— START Records to use —
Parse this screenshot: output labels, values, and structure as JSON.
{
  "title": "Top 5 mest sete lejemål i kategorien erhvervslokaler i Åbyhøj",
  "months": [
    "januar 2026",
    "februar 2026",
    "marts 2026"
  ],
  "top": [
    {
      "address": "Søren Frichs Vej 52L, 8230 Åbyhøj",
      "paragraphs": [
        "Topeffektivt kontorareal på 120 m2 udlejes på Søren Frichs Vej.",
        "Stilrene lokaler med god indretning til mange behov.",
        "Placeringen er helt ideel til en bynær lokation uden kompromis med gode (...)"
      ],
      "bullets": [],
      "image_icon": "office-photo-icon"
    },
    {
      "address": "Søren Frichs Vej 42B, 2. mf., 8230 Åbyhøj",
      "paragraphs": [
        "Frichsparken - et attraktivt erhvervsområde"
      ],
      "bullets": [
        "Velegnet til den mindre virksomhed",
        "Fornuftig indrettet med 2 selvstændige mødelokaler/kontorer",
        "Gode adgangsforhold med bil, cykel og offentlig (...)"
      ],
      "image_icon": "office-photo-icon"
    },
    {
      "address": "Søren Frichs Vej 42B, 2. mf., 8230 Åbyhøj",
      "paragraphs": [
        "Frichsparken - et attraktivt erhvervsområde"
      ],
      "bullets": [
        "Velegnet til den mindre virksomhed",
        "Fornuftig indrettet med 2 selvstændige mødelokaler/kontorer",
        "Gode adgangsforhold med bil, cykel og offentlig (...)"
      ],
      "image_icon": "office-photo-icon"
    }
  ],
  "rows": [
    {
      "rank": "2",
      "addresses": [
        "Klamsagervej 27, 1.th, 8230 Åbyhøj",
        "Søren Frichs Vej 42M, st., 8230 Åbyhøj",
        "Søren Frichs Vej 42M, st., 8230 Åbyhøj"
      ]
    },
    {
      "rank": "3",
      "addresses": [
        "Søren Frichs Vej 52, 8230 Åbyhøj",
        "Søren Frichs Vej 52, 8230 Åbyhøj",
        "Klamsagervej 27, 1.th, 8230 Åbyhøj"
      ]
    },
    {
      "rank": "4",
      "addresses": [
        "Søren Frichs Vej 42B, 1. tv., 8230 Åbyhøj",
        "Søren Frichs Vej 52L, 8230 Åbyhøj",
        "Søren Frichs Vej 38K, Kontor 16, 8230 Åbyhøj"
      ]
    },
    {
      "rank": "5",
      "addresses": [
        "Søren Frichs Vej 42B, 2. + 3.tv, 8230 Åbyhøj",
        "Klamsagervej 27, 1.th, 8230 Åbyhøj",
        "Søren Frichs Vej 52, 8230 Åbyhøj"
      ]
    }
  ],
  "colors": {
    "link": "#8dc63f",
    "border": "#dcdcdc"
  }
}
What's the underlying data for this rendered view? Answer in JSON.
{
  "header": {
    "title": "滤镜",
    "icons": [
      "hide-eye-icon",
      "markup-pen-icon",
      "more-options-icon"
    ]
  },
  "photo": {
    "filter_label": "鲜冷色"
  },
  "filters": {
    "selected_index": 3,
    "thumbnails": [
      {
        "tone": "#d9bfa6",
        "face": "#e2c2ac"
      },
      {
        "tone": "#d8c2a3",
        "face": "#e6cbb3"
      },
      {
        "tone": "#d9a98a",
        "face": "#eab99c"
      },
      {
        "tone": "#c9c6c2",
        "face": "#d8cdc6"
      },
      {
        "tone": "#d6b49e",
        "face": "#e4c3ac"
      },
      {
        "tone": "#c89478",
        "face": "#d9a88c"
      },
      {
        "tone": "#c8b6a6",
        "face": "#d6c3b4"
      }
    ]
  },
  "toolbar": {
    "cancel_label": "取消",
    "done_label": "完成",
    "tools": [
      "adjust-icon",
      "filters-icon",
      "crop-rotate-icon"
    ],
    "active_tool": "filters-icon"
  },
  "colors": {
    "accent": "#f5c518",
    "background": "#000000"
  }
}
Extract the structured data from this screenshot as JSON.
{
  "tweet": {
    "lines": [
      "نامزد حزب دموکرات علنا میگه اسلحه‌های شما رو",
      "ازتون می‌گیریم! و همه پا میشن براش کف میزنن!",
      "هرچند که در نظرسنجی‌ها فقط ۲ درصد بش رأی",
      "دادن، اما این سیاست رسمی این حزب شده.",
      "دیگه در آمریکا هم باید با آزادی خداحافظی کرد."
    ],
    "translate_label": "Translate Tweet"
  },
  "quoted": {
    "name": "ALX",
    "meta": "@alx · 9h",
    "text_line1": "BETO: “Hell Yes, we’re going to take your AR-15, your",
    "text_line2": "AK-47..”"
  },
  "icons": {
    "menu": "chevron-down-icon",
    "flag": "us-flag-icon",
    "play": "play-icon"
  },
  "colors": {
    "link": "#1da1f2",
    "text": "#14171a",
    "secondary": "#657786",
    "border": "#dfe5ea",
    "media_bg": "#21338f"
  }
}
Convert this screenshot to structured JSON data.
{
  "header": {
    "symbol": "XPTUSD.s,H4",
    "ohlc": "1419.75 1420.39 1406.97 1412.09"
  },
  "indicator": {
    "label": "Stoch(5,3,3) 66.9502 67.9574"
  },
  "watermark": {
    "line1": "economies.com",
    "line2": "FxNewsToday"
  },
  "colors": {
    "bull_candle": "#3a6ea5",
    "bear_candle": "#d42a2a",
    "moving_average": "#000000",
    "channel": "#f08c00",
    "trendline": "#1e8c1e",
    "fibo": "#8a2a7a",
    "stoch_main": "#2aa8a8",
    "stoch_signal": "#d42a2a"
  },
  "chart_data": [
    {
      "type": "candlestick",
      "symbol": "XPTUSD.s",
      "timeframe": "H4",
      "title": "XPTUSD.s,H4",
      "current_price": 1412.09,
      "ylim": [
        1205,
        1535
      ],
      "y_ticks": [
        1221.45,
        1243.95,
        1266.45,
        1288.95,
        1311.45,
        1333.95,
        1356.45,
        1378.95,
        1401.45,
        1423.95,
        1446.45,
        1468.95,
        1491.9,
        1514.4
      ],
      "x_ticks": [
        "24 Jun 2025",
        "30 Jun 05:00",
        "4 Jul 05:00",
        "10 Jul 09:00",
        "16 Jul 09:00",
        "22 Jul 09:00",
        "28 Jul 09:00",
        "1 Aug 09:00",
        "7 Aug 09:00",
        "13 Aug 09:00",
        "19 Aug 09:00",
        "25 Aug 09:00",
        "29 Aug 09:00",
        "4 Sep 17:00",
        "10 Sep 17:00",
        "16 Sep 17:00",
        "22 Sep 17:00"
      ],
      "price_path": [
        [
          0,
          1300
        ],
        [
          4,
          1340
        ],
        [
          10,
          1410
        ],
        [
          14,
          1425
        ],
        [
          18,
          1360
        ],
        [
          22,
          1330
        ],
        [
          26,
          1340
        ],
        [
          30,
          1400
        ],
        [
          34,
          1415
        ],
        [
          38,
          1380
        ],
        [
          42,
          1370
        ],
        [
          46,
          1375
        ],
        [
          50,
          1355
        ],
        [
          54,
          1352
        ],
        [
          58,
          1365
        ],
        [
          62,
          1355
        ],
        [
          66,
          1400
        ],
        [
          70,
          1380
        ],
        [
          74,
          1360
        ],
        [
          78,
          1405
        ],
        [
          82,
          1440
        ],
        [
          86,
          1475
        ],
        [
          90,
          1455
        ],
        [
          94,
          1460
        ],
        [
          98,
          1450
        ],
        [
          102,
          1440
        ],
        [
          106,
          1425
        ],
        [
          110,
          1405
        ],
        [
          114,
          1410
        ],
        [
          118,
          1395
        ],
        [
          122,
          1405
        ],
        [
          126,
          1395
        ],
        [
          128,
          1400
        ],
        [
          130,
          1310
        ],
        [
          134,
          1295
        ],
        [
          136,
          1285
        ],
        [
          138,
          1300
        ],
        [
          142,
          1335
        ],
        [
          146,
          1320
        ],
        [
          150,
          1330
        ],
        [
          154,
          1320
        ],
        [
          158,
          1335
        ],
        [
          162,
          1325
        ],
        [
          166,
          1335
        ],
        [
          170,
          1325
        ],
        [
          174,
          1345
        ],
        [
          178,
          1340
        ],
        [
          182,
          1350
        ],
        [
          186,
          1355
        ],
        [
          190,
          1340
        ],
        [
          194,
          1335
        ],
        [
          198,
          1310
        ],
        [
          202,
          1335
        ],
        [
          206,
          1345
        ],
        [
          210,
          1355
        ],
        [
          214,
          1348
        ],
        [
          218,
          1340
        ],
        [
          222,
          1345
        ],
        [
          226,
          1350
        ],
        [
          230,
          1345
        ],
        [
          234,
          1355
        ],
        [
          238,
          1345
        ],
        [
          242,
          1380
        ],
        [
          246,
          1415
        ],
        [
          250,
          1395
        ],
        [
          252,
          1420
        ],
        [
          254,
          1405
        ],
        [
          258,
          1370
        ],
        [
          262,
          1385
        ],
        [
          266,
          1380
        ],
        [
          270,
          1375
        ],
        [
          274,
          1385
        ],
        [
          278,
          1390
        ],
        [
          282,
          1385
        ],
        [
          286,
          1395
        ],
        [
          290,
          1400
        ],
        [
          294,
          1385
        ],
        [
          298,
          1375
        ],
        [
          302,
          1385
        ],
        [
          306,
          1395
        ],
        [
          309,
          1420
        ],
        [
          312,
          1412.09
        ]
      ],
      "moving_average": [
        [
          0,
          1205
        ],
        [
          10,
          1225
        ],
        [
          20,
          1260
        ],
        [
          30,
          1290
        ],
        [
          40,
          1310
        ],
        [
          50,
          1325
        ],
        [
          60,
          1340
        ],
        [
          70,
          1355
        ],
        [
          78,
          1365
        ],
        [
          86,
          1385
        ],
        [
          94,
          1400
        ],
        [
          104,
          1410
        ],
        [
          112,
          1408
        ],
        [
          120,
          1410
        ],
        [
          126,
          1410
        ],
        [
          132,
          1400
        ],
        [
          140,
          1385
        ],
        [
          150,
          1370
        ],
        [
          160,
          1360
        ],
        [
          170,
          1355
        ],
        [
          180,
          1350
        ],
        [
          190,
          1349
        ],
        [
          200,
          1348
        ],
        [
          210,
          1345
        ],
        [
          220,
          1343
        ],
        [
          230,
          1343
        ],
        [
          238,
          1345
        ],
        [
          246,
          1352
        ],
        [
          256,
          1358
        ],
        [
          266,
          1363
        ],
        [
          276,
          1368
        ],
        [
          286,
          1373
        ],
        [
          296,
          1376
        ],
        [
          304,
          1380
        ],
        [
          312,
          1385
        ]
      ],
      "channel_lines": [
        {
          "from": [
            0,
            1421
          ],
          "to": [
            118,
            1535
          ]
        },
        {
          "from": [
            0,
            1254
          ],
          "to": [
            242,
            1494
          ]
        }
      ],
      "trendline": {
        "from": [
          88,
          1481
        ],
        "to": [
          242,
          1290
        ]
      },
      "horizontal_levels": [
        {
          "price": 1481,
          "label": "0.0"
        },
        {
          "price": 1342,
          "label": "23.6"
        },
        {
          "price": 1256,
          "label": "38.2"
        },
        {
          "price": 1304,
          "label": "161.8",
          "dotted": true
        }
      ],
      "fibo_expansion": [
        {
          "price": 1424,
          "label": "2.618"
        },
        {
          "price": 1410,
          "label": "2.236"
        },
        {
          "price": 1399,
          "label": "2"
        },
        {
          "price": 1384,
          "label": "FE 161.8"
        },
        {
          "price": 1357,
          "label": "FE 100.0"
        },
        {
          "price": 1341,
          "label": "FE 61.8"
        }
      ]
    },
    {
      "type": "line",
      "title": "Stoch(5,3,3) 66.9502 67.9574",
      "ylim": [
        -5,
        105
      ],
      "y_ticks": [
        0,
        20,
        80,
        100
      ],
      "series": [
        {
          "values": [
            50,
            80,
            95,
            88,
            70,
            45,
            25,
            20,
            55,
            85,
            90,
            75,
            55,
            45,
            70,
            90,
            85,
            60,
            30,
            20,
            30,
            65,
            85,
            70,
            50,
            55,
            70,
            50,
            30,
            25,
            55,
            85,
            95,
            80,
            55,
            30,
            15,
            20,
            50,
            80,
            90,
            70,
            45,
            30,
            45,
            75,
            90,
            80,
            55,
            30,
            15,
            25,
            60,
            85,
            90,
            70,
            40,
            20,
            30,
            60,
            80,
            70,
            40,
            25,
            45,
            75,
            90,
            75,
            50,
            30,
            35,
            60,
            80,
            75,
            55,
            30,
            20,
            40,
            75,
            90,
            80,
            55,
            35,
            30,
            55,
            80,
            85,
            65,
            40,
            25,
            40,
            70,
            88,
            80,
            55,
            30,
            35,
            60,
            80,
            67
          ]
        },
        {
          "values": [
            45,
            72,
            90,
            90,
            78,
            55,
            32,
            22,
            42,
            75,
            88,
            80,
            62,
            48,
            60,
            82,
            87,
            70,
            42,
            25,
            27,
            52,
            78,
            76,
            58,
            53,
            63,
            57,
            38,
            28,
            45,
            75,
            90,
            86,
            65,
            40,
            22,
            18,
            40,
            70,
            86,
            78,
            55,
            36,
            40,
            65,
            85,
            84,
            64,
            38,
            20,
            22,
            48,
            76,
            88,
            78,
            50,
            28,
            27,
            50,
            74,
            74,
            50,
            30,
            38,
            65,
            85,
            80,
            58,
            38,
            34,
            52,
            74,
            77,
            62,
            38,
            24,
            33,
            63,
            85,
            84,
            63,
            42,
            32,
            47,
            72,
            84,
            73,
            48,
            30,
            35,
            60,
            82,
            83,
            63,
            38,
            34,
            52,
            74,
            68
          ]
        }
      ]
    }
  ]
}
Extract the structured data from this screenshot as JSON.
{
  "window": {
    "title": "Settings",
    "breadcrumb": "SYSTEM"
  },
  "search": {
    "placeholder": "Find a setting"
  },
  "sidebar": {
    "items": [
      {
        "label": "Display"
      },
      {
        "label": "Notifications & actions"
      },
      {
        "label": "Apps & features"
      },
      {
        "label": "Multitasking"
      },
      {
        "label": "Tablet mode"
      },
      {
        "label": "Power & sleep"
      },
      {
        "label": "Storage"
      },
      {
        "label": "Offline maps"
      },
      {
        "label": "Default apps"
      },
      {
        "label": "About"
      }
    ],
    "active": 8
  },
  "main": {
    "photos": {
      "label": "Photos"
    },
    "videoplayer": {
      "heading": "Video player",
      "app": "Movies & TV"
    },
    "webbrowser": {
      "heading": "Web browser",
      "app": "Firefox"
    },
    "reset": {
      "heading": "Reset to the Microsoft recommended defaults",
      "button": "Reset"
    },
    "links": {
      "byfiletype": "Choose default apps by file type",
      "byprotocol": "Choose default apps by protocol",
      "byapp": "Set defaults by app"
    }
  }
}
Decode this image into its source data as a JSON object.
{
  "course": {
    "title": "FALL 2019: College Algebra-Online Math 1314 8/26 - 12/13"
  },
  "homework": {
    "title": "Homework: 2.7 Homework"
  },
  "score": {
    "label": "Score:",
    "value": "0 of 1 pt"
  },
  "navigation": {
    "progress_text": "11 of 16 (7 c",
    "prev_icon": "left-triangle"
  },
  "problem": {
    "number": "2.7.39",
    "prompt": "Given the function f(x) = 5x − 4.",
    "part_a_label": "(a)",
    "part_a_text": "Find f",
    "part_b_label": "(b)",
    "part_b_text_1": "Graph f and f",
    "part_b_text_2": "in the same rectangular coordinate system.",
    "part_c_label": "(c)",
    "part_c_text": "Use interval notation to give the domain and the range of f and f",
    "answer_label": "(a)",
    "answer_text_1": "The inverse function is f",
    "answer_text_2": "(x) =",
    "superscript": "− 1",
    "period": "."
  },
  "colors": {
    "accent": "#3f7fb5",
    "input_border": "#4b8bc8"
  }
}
— END Records to use —
* **What you should do**: Determine the number of lines where the string "XPTUSD" occurs, and give that number only.

* **Answer for the task**: 3